## The problem
Collect every line of the records below that contains the word "text".

## Exercise material

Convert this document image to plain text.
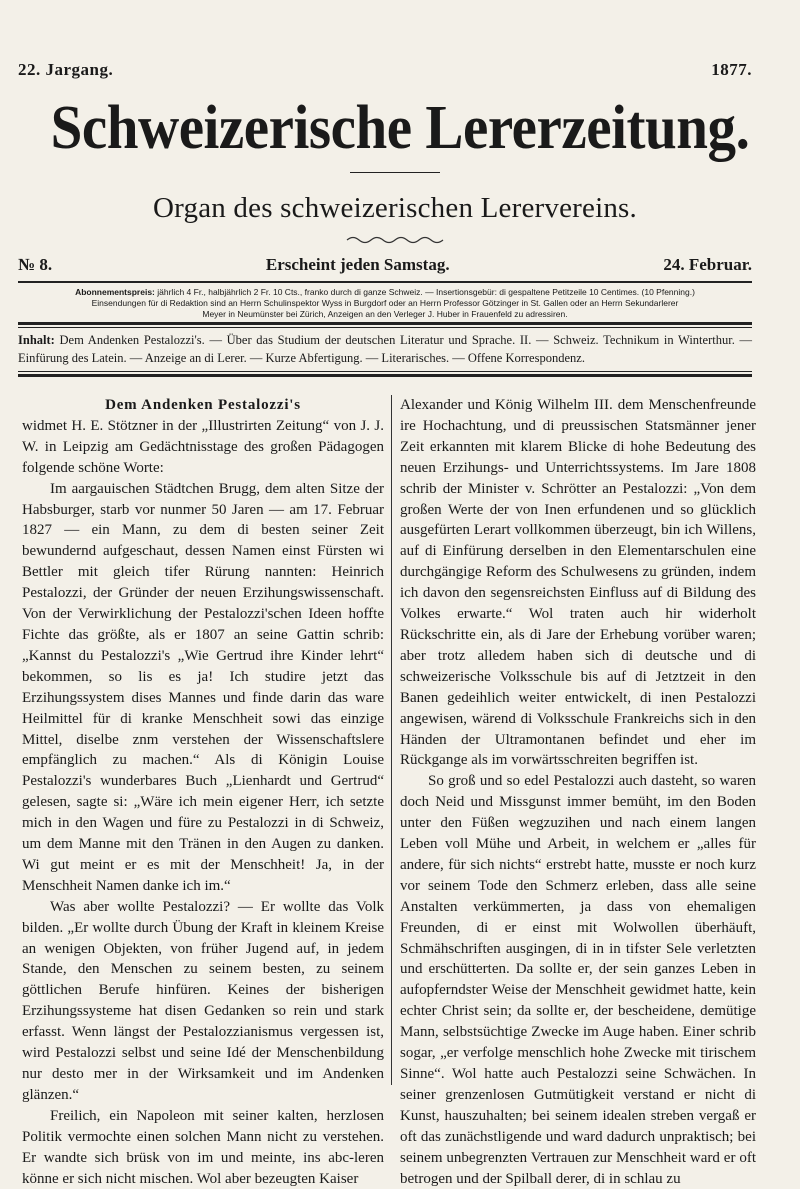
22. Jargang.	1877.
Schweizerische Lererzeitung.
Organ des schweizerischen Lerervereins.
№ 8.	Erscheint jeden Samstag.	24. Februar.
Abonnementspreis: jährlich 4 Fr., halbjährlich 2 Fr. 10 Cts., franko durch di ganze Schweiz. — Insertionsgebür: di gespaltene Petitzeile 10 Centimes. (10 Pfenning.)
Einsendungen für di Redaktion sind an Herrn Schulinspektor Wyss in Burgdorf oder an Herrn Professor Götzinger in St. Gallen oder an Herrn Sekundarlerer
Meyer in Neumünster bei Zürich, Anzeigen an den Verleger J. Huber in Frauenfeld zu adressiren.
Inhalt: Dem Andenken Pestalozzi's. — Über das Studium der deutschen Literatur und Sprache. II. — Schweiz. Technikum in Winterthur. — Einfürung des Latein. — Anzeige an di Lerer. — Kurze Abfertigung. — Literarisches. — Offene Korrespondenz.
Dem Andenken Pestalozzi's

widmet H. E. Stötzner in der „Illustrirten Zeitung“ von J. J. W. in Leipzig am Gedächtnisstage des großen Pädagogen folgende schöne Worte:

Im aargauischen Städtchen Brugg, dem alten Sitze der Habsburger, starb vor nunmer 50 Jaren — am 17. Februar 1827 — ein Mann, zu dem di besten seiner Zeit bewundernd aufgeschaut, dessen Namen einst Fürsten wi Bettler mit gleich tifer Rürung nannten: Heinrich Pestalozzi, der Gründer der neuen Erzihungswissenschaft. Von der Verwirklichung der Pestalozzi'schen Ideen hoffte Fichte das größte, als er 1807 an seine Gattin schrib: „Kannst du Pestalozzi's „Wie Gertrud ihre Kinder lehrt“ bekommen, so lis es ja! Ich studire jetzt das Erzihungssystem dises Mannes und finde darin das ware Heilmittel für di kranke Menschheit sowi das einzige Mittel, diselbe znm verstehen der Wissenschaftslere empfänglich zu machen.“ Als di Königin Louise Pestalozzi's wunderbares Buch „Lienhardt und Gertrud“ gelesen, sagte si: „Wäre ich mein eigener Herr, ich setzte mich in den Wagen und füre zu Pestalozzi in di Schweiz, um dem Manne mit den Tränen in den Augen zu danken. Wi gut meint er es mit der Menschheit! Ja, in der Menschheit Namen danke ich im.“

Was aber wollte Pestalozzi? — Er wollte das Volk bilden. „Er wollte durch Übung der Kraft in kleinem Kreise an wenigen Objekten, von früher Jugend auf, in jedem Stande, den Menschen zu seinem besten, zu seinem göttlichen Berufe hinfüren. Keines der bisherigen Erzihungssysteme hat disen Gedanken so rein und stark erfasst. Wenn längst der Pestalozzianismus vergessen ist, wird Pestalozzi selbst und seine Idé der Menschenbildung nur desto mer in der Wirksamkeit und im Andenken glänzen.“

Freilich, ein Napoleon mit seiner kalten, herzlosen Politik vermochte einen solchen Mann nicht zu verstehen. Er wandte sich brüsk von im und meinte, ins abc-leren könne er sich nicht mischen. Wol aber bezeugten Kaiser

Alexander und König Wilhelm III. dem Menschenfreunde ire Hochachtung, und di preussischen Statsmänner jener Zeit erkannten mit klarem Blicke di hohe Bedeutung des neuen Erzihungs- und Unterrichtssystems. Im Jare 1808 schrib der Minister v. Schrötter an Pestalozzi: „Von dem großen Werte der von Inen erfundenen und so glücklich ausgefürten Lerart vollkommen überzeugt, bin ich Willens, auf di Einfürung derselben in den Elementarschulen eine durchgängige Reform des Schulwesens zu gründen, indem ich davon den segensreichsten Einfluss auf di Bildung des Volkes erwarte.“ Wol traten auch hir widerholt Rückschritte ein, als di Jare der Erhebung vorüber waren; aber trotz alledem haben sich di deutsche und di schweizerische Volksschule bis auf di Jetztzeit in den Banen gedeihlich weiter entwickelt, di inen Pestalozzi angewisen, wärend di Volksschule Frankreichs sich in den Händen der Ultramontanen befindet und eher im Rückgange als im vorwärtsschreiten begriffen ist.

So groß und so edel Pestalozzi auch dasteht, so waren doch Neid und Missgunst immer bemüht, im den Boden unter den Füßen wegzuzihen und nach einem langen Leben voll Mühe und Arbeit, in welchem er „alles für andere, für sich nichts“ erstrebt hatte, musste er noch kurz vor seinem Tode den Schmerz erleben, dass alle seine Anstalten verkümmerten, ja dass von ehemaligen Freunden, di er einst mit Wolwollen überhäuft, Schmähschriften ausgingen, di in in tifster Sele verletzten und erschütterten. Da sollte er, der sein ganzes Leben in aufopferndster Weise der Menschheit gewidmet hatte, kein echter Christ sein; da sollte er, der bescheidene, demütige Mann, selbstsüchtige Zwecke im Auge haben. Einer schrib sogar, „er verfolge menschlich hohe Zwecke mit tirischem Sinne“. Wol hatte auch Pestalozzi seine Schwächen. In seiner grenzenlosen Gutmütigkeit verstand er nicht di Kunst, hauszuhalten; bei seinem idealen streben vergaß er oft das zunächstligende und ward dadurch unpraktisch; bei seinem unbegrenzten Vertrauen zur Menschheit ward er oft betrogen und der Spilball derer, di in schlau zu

==

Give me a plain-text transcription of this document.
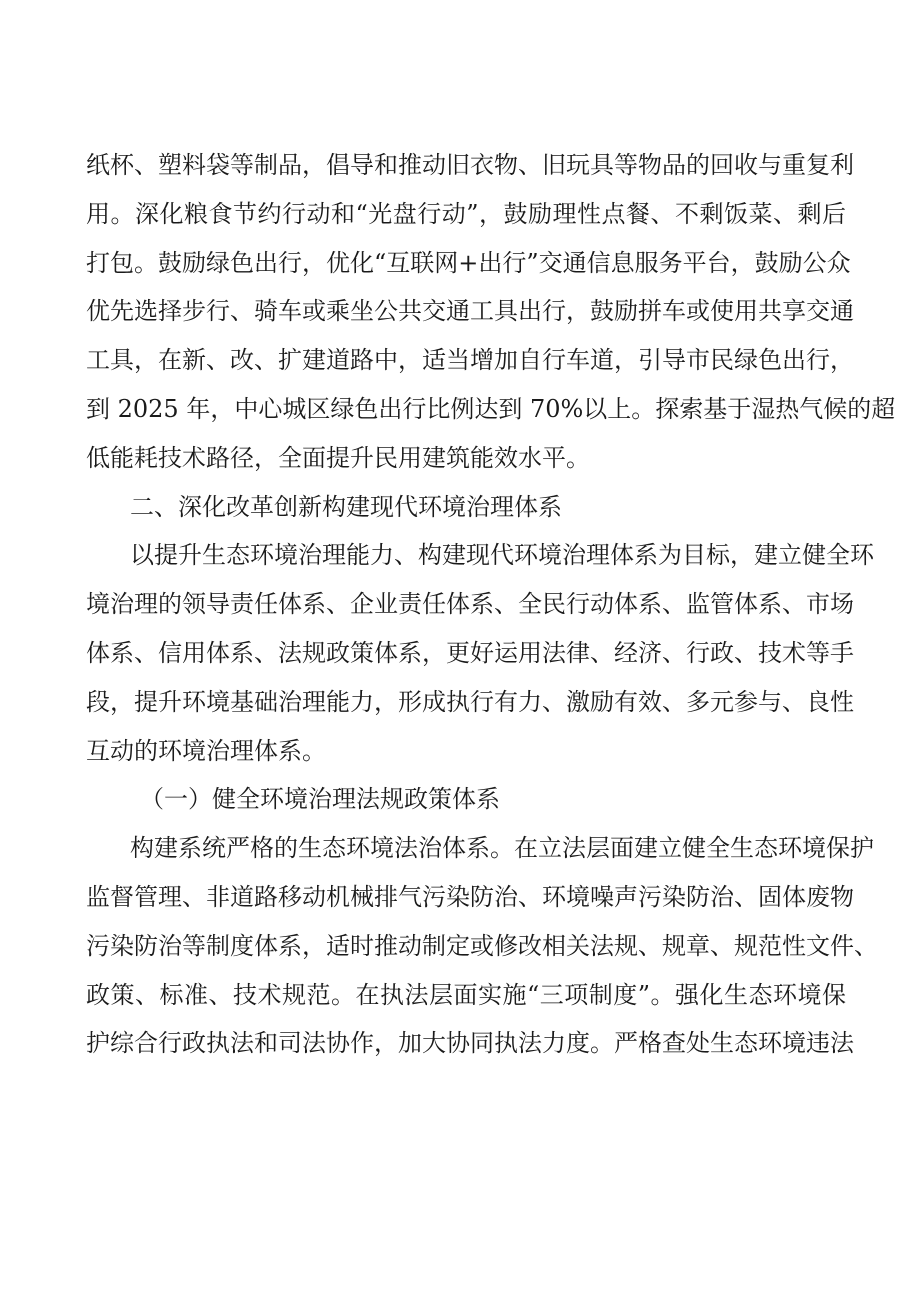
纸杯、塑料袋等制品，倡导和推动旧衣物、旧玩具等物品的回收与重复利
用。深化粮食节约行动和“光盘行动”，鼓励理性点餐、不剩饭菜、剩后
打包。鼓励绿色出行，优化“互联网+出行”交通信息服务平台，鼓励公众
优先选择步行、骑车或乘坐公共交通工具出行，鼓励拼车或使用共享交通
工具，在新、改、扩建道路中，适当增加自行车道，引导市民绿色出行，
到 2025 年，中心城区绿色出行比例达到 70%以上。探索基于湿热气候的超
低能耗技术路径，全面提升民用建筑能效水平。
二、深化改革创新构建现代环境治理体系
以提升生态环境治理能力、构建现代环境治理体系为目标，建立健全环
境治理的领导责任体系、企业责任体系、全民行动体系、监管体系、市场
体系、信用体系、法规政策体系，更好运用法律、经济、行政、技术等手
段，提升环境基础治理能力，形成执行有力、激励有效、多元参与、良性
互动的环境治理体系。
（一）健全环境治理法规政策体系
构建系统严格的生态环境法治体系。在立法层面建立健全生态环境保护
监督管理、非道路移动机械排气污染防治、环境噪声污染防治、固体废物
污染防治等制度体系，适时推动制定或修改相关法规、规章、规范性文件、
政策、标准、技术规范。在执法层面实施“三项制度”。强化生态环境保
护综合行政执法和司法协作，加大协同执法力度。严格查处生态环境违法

## Correct answer
Convert this document image to plain text.
Give me a plain-text transcription of this document.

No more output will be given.